[start Available records]
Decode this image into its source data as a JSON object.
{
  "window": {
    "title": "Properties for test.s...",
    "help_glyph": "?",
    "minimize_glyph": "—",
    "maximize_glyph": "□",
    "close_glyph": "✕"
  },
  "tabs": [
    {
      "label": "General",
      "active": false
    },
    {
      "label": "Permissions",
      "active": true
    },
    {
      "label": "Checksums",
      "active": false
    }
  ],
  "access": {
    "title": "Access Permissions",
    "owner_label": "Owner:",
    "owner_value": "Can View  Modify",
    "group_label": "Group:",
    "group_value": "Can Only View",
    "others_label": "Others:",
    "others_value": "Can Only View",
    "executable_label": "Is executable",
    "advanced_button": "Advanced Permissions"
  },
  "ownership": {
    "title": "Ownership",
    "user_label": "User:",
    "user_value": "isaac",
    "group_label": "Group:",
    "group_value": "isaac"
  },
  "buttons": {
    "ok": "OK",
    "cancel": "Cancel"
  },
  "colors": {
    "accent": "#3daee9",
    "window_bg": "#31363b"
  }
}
[end Available records]
[start Available records]
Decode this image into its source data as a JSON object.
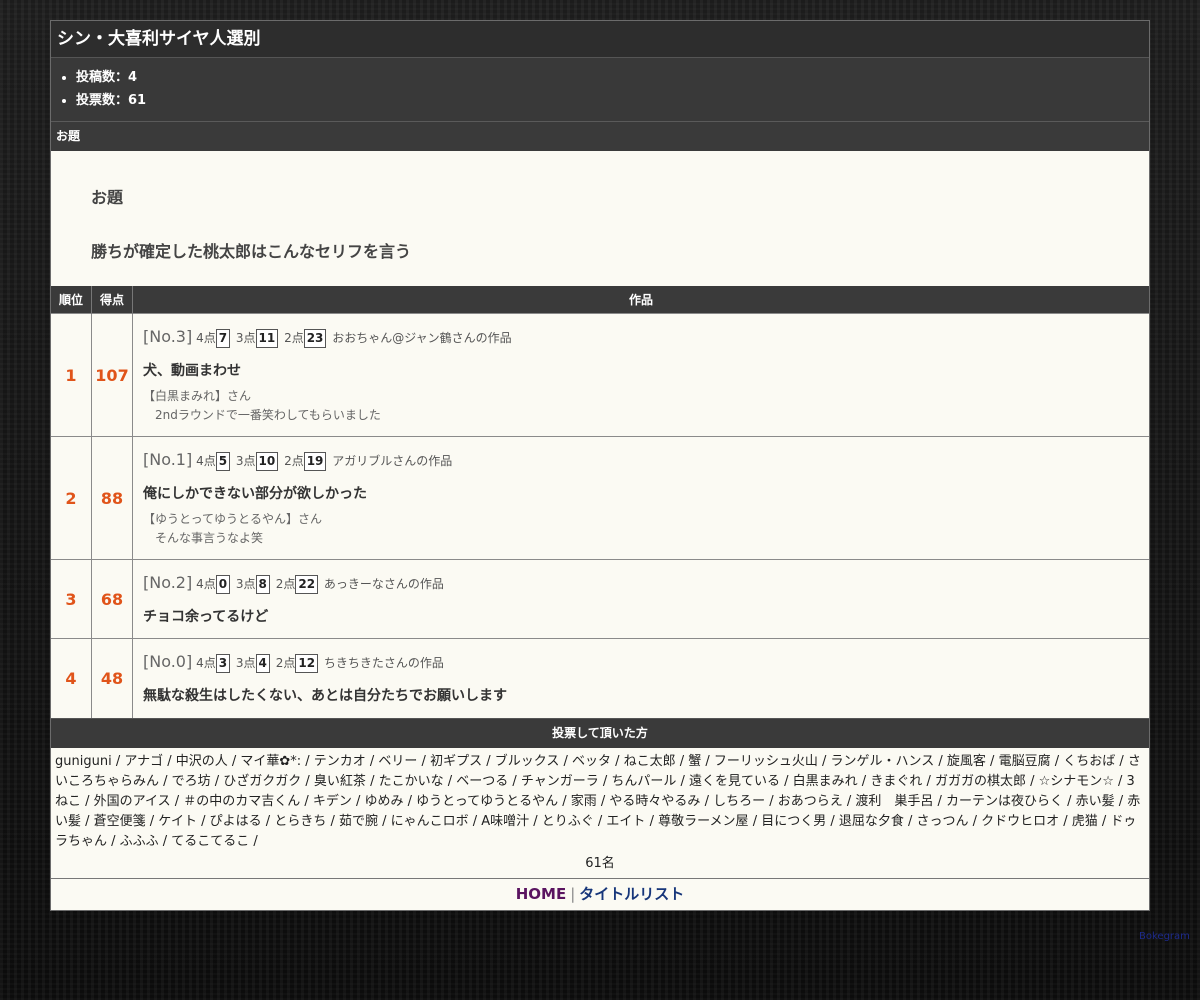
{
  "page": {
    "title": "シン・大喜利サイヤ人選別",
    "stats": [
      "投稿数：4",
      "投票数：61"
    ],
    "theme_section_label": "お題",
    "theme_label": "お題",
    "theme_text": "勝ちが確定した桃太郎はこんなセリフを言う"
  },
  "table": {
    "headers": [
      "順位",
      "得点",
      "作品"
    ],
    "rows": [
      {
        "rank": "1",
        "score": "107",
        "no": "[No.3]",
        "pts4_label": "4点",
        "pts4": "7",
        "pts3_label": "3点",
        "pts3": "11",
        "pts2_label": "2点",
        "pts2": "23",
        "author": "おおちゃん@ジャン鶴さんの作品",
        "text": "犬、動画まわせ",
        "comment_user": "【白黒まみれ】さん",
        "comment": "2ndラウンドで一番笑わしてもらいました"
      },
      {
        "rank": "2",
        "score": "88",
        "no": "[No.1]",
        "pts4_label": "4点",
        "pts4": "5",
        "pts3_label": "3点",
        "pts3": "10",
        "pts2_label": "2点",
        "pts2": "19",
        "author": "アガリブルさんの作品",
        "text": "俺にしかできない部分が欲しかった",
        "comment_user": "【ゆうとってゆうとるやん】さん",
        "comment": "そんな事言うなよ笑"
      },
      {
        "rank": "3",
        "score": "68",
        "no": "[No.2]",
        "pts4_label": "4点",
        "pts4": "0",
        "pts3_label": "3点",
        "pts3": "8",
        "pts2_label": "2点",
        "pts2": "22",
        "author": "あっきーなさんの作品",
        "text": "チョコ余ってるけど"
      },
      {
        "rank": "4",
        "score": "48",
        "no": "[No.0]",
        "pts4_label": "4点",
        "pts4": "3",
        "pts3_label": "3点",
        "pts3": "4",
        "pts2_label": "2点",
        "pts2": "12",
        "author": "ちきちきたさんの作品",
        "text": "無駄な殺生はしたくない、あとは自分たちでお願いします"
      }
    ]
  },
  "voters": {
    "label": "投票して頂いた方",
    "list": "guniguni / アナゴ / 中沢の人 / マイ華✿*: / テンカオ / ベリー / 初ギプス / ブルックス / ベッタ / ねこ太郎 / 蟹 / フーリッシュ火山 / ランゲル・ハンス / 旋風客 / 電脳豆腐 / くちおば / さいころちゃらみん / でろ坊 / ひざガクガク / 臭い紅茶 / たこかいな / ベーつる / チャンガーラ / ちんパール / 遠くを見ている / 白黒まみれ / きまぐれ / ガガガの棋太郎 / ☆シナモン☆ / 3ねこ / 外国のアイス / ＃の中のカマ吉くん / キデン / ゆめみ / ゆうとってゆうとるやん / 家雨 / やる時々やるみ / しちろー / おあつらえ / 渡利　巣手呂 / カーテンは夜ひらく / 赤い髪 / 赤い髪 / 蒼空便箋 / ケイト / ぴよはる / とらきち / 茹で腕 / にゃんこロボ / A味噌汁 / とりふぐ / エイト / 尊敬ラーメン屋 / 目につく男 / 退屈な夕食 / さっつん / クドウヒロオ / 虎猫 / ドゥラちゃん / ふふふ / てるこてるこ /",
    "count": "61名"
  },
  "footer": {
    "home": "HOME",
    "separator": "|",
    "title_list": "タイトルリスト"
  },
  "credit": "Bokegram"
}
[end Available records]
## Directive
Show the lines of the records that include the string "Only".

## In response
    "group_value": "Can Only View",
    "others_value": "Can Only View",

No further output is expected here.